— WHAT THE EXERCISE ASKS —
Identify all lines in the listing that include the word "Median", and copy them out.

[Records that describe figures]
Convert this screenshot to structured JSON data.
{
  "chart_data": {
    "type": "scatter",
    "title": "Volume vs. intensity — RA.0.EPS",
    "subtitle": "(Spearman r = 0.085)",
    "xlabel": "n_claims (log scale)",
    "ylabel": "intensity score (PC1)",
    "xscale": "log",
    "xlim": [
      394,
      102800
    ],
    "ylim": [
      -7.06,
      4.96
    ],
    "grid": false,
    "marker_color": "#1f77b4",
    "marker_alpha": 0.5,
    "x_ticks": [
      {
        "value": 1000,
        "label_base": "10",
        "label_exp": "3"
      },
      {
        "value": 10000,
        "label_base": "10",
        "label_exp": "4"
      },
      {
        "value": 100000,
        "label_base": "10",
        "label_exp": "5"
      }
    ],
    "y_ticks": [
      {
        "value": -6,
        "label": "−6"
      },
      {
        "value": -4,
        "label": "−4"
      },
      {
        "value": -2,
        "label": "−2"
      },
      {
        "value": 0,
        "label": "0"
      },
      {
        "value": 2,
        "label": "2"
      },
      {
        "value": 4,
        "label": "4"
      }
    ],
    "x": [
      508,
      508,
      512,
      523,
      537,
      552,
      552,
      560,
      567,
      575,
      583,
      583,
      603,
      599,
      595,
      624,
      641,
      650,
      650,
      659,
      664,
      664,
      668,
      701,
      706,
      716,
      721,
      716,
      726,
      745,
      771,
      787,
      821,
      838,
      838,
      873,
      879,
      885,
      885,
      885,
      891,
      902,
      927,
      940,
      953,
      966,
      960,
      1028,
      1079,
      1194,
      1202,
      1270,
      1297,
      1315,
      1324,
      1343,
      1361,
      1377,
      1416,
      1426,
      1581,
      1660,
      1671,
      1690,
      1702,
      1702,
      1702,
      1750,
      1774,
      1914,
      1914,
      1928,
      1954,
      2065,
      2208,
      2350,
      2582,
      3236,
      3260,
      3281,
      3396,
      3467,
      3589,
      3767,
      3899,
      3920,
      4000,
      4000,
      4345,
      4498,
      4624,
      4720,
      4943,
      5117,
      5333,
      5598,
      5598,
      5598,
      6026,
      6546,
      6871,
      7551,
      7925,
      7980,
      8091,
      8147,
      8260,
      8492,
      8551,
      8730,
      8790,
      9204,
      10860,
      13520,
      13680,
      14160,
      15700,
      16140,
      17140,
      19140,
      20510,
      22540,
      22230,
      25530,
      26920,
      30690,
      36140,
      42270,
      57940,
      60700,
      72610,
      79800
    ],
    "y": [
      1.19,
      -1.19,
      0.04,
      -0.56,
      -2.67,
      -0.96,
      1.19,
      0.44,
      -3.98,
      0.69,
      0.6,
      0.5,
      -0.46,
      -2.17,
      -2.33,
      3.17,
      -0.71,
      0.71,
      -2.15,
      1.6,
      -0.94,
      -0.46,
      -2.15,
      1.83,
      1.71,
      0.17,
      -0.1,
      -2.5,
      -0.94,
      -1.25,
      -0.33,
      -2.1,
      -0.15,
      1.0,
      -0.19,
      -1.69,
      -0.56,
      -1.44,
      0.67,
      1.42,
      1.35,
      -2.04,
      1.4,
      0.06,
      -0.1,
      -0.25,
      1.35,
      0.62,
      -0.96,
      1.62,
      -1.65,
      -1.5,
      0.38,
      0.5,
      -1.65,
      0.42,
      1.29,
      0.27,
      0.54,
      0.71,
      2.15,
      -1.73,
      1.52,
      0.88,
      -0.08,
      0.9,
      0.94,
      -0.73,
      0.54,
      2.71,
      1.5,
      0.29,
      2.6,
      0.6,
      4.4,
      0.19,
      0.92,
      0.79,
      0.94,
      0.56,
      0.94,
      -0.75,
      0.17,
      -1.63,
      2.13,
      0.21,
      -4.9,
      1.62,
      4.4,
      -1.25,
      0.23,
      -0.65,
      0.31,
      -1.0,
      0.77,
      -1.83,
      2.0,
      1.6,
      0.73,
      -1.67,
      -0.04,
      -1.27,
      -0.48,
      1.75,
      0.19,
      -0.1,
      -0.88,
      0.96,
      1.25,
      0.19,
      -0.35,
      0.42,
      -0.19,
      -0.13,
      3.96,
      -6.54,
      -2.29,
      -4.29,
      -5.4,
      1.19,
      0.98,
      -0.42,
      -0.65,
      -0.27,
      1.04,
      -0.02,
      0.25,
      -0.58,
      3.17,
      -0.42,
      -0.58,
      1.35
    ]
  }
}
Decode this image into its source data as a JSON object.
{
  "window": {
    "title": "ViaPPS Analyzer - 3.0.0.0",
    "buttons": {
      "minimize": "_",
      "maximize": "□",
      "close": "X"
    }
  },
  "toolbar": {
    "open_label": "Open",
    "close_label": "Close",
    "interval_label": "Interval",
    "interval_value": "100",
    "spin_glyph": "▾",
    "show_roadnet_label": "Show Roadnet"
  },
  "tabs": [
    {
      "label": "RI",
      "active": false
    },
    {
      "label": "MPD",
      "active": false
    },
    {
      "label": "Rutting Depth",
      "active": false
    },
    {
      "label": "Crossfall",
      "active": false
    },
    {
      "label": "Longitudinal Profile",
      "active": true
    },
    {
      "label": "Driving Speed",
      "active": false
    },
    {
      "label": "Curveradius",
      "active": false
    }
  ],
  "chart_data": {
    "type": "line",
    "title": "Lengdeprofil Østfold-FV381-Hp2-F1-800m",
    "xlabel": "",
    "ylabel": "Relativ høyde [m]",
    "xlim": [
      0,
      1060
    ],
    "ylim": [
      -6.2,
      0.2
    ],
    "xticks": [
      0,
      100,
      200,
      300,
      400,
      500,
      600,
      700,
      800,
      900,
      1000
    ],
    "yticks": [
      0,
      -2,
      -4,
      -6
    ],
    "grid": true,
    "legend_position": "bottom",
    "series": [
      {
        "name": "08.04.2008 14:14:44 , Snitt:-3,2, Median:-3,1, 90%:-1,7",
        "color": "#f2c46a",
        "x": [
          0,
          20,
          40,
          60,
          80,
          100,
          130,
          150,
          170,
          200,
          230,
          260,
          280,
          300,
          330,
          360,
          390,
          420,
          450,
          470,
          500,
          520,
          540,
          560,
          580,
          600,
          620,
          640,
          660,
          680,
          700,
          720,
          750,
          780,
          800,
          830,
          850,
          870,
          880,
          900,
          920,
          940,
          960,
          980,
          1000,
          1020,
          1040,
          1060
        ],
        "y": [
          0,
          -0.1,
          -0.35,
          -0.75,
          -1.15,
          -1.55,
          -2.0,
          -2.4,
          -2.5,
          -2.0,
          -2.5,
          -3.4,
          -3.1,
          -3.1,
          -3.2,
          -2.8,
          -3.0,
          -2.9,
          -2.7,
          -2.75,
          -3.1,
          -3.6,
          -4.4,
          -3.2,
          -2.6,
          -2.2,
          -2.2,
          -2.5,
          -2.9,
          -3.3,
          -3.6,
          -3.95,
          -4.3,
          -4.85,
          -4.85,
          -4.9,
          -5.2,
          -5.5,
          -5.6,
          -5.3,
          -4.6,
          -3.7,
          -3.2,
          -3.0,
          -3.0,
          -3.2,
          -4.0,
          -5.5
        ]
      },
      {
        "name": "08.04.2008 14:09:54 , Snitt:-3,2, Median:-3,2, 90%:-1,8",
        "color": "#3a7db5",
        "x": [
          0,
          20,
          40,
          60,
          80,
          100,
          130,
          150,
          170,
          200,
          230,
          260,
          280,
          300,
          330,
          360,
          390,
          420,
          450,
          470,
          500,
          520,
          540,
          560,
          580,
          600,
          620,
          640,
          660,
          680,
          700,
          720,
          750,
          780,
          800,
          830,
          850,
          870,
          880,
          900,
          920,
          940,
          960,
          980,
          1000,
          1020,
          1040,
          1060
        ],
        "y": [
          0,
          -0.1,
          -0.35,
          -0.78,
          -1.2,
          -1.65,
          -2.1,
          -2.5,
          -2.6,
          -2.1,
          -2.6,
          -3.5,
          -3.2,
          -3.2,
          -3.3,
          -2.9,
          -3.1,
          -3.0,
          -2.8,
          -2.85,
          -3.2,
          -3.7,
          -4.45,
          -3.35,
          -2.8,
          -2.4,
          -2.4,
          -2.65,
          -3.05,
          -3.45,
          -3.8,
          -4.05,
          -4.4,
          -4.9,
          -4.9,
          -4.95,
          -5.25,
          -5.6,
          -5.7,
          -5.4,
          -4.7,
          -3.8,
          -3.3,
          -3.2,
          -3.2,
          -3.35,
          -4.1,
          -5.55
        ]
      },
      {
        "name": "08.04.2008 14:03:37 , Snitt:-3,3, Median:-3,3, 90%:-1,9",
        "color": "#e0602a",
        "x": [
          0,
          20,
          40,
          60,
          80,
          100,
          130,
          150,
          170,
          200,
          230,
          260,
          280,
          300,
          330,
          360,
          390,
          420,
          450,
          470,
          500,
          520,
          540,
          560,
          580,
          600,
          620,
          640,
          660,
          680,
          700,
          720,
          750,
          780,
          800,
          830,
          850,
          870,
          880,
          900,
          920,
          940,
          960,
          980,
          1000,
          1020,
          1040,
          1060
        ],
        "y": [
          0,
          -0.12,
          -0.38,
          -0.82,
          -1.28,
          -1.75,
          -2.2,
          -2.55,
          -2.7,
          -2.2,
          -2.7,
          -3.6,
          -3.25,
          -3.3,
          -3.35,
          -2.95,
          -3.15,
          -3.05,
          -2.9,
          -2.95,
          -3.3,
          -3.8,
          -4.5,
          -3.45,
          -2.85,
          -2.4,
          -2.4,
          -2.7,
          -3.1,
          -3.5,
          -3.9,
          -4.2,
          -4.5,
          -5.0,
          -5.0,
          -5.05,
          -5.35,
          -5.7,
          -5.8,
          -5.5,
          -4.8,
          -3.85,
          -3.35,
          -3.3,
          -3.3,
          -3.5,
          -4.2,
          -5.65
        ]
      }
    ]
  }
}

— TASK ANSWER —
        "name": "08.04.2008 14:14:44 , Snitt:-3,2, Median:-3,1, 90%:-1,7",
        "name": "08.04.2008 14:09:54 , Snitt:-3,2, Median:-3,2, 90%:-1,8",
        "name": "08.04.2008 14:03:37 , Snitt:-3,3, Median:-3,3, 90%:-1,9",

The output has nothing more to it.